**Given data**
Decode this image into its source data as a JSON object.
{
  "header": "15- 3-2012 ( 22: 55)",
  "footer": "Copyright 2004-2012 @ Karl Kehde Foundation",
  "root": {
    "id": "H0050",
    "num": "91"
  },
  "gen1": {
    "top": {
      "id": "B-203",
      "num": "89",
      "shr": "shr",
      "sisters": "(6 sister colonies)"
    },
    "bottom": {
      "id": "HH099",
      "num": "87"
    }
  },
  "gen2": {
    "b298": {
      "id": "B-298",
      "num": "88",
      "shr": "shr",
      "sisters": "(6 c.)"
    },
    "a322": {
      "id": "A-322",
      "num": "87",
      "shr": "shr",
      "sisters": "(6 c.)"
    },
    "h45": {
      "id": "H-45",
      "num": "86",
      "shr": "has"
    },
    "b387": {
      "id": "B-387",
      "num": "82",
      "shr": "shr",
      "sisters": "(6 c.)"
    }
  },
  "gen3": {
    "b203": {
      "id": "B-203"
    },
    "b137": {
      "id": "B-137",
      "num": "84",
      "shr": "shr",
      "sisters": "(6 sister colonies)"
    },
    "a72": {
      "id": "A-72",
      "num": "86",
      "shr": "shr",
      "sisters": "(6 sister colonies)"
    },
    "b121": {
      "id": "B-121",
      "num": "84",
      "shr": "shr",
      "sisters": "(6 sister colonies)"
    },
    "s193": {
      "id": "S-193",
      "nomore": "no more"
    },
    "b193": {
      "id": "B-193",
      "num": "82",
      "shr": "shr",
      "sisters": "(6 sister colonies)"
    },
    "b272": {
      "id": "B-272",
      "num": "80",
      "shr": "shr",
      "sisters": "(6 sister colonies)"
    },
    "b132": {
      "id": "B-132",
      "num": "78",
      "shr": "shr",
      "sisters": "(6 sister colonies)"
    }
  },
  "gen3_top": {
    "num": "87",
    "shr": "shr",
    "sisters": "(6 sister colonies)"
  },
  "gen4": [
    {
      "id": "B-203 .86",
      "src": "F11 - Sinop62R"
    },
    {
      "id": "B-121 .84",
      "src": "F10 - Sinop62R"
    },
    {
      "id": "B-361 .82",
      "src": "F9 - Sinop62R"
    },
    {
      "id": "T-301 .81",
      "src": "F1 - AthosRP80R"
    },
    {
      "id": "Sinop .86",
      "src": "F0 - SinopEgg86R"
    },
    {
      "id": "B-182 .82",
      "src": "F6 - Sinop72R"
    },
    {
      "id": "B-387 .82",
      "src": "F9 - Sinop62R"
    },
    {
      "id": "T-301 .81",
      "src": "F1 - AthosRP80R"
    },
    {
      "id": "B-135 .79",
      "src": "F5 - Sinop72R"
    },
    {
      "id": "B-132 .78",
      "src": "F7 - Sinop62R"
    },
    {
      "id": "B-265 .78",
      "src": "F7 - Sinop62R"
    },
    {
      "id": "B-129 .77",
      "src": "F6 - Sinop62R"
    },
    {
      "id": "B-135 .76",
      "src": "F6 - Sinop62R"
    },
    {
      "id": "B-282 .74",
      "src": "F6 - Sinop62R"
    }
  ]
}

**Instructions for the task**
Copy all of the data. Keep every word exactly as it is.

**Final result**
Decode this image into its source data as a JSON object.
{
  "header": "15- 3-2012 ( 22: 55)",
  "footer": "Copyright 2004-2012 @ Karl Kehde Foundation",
  "root": {
    "id": "H0050",
    "num": "91"
  },
  "gen1": {
    "top": {
      "id": "B-203",
      "num": "89",
      "shr": "shr",
      "sisters": "(6 sister colonies)"
    },
    "bottom": {
      "id": "HH099",
      "num": "87"
    }
  },
  "gen2": {
    "b298": {
      "id": "B-298",
      "num": "88",
      "shr": "shr",
      "sisters": "(6 c.)"
    },
    "a322": {
      "id": "A-322",
      "num": "87",
      "shr": "shr",
      "sisters": "(6 c.)"
    },
    "h45": {
      "id": "H-45",
      "num": "86",
      "shr": "has"
    },
    "b387": {
      "id": "B-387",
      "num": "82",
      "shr": "shr",
      "sisters": "(6 c.)"
    }
  },
  "gen3": {
    "b203": {
      "id": "B-203"
    },
    "b137": {
      "id": "B-137",
      "num": "84",
      "shr": "shr",
      "sisters": "(6 sister colonies)"
    },
    "a72": {
      "id": "A-72",
      "num": "86",
      "shr": "shr",
      "sisters": "(6 sister colonies)"
    },
    "b121": {
      "id": "B-121",
      "num": "84",
      "shr": "shr",
      "sisters": "(6 sister colonies)"
    },
    "s193": {
      "id": "S-193",
      "nomore": "no more"
    },
    "b193": {
      "id": "B-193",
      "num": "82",
      "shr": "shr",
      "sisters": "(6 sister colonies)"
    },
    "b272": {
      "id": "B-272",
      "num": "80",
      "shr": "shr",
      "sisters": "(6 sister colonies)"
    },
    "b132": {
      "id": "B-132",
      "num": "78",
      "shr": "shr",
      "sisters": "(6 sister colonies)"
    }
  },
  "gen3_top": {
    "num": "87",
    "shr": "shr",
    "sisters": "(6 sister colonies)"
  },
  "gen4": [
    {
      "id": "B-203 .86",
      "src": "F11 - Sinop62R"
    },
    {
      "id": "B-121 .84",
      "src": "F10 - Sinop62R"
    },
    {
      "id": "B-361 .82",
      "src": "F9 - Sinop62R"
    },
    {
      "id": "T-301 .81",
      "src": "F1 - AthosRP80R"
    },
    {
      "id": "Sinop .86",
      "src": "F0 - SinopEgg86R"
    },
    {
      "id": "B-182 .82",
      "src": "F6 - Sinop72R"
    },
    {
      "id": "B-387 .82",
      "src": "F9 - Sinop62R"
    },
    {
      "id": "T-301 .81",
      "src": "F1 - AthosRP80R"
    },
    {
      "id": "B-135 .79",
      "src": "F5 - Sinop72R"
    },
    {
      "id": "B-132 .78",
      "src": "F7 - Sinop62R"
    },
    {
      "id": "B-265 .78",
      "src": "F7 - Sinop62R"
    },
    {
      "id": "B-129 .77",
      "src": "F6 - Sinop62R"
    },
    {
      "id": "B-135 .76",
      "src": "F6 - Sinop62R"
    },
    {
      "id": "B-282 .74",
      "src": "F6 - Sinop62R"
    }
  ]
}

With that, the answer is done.